▶ _DIRECTIVE_
Output the records. Match them exactly.

▶ _AVAILABLE DATA_

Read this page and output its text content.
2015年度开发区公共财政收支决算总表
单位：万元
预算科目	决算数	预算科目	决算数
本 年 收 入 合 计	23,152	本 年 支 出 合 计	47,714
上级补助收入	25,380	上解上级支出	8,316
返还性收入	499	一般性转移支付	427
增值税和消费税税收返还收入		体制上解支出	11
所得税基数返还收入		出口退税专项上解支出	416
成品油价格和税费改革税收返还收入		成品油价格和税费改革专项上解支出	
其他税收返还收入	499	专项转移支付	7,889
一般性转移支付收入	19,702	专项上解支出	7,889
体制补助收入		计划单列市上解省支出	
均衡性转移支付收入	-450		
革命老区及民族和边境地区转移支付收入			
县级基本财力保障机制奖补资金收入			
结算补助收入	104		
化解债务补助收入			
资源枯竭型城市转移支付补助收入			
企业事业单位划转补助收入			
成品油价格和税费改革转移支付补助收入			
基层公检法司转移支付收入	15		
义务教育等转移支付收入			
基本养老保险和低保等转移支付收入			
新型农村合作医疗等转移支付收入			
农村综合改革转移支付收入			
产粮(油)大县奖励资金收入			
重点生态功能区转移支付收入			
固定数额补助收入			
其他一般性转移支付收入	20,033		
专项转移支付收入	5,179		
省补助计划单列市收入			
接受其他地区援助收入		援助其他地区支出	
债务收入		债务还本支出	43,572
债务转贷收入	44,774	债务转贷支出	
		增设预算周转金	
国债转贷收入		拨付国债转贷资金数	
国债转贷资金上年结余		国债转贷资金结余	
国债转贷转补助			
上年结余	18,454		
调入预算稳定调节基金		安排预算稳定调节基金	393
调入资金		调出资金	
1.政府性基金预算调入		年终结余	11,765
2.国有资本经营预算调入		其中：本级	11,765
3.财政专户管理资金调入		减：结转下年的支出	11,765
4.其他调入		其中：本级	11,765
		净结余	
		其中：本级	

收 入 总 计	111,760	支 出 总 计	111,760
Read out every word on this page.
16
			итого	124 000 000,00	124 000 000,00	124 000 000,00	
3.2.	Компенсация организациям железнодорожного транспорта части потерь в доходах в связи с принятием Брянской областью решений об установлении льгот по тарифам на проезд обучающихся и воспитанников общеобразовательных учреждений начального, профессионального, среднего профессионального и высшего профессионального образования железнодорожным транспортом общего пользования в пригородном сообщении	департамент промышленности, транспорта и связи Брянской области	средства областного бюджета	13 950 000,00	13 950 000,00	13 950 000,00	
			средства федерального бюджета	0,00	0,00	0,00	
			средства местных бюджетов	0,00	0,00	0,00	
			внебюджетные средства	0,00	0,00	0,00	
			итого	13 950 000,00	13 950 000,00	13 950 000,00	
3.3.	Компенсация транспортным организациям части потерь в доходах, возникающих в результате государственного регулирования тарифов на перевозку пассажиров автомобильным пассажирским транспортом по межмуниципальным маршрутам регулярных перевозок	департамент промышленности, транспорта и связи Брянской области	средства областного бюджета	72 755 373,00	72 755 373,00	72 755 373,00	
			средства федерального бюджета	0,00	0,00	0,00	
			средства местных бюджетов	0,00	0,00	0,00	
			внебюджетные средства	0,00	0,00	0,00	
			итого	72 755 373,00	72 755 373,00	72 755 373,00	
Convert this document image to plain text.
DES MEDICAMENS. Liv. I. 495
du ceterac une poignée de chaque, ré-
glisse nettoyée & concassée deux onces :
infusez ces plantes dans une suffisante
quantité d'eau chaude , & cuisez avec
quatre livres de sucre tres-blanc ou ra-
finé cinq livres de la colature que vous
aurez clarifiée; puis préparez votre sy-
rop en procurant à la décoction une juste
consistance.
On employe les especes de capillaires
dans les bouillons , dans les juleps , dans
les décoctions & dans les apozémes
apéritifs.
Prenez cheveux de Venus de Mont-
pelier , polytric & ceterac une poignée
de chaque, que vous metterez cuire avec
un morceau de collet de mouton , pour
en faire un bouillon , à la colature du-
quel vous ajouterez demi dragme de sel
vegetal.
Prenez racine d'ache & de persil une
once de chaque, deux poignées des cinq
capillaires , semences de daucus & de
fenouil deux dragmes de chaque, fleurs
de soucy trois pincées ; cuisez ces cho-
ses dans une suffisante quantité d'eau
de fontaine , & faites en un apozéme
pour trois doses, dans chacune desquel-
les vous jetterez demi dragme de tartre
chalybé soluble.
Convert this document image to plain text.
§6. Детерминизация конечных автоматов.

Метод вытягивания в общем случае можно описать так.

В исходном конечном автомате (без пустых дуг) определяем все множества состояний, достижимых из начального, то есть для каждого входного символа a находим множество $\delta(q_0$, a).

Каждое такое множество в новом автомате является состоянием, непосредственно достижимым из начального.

▶ _ANSWER TO THIS TASK_
Read this page and output its text content.
2015年度开发区公共财政收支决算总表
单位：万元
预算科目	决算数	预算科目	决算数
本 年 收 入 合 计	23,152	本 年 支 出 合 计	47,714
上级补助收入	25,380	上解上级支出	8,316
返还性收入	499	一般性转移支付	427
增值税和消费税税收返还收入		体制上解支出	11
所得税基数返还收入		出口退税专项上解支出	416
成品油价格和税费改革税收返还收入		成品油价格和税费改革专项上解支出	
其他税收返还收入	499	专项转移支付	7,889
一般性转移支付收入	19,702	专项上解支出	7,889
体制补助收入		计划单列市上解省支出	
均衡性转移支付收入	-450		
革命老区及民族和边境地区转移支付收入			
县级基本财力保障机制奖补资金收入			
结算补助收入	104		
化解债务补助收入			
资源枯竭型城市转移支付补助收入			
企业事业单位划转补助收入			
成品油价格和税费改革转移支付补助收入			
基层公检法司转移支付收入	15		
义务教育等转移支付收入			
基本养老保险和低保等转移支付收入			
新型农村合作医疗等转移支付收入			
农村综合改革转移支付收入			
产粮(油)大县奖励资金收入			
重点生态功能区转移支付收入			
固定数额补助收入			
其他一般性转移支付收入	20,033		
专项转移支付收入	5,179		
省补助计划单列市收入			
接受其他地区援助收入		援助其他地区支出	
债务收入		债务还本支出	43,572
债务转贷收入	44,774	债务转贷支出	
		增设预算周转金	
国债转贷收入		拨付国债转贷资金数	
国债转贷资金上年结余		国债转贷资金结余	
国债转贷转补助			
上年结余	18,454		
调入预算稳定调节基金		安排预算稳定调节基金	393
调入资金		调出资金	
1.政府性基金预算调入		年终结余	11,765
2.国有资本经营预算调入		其中：本级	11,765
3.财政专户管理资金调入		减：结转下年的支出	11,765
4.其他调入		其中：本级	11,765
		净结余	
		其中：本级	

收 入 总 计	111,760	支 出 总 计	111,760
Read out every word on this page.
16
			итого	124 000 000,00	124 000 000,00	124 000 000,00	
3.2.	Компенсация организациям железнодорожного транспорта части потерь в доходах в связи с принятием Брянской областью решений об установлении льгот по тарифам на проезд обучающихся и воспитанников общеобразовательных учреждений начального, профессионального, среднего профессионального и высшего профессионального образования железнодорожным транспортом общего пользования в пригородном сообщении	департамент промышленности, транспорта и связи Брянской области	средства областного бюджета	13 950 000,00	13 950 000,00	13 950 000,00	
			средства федерального бюджета	0,00	0,00	0,00	
			средства местных бюджетов	0,00	0,00	0,00	
			внебюджетные средства	0,00	0,00	0,00	
			итого	13 950 000,00	13 950 000,00	13 950 000,00	
3.3.	Компенсация транспортным организациям части потерь в доходах, возникающих в результате государственного регулирования тарифов на перевозку пассажиров автомобильным пассажирским транспортом по межмуниципальным маршрутам регулярных перевозок	департамент промышленности, транспорта и связи Брянской области	средства областного бюджета	72 755 373,00	72 755 373,00	72 755 373,00	
			средства федерального бюджета	0,00	0,00	0,00	
			средства местных бюджетов	0,00	0,00	0,00	
			внебюджетные средства	0,00	0,00	0,00	
			итого	72 755 373,00	72 755 373,00	72 755 373,00	
Convert this document image to plain text.
DES MEDICAMENS. Liv. I. 495
du ceterac une poignée de chaque, ré-
glisse nettoyée & concassée deux onces :
infusez ces plantes dans une suffisante
quantité d'eau chaude , & cuisez avec
quatre livres de sucre tres-blanc ou ra-
finé cinq livres de la colature que vous
aurez clarifiée; puis préparez votre sy-
rop en procurant à la décoction une juste
consistance.
On employe les especes de capillaires
dans les bouillons , dans les juleps , dans
les décoctions & dans les apozémes
apéritifs.
Prenez cheveux de Venus de Mont-
pelier , polytric & ceterac une poignée
de chaque, que vous metterez cuire avec
un morceau de collet de mouton , pour
en faire un bouillon , à la colature du-
quel vous ajouterez demi dragme de sel
vegetal.
Prenez racine d'ache & de persil une
once de chaque, deux poignées des cinq
capillaires , semences de daucus & de
fenouil deux dragmes de chaque, fleurs
de soucy trois pincées ; cuisez ces cho-
ses dans une suffisante quantité d'eau
de fontaine , & faites en un apozéme
pour trois doses, dans chacune desquel-
les vous jetterez demi dragme de tartre
chalybé soluble.
Convert this document image to plain text.
§6. Детерминизация конечных автоматов.

Метод вытягивания в общем случае можно описать так.

В исходном конечном автомате (без пустых дуг) определяем все множества состояний, достижимых из начального, то есть для каждого входного символа a находим множество $\delta(q_0$, a).

Каждое такое множество в новом автомате является состоянием, непосредственно достижимым из начального.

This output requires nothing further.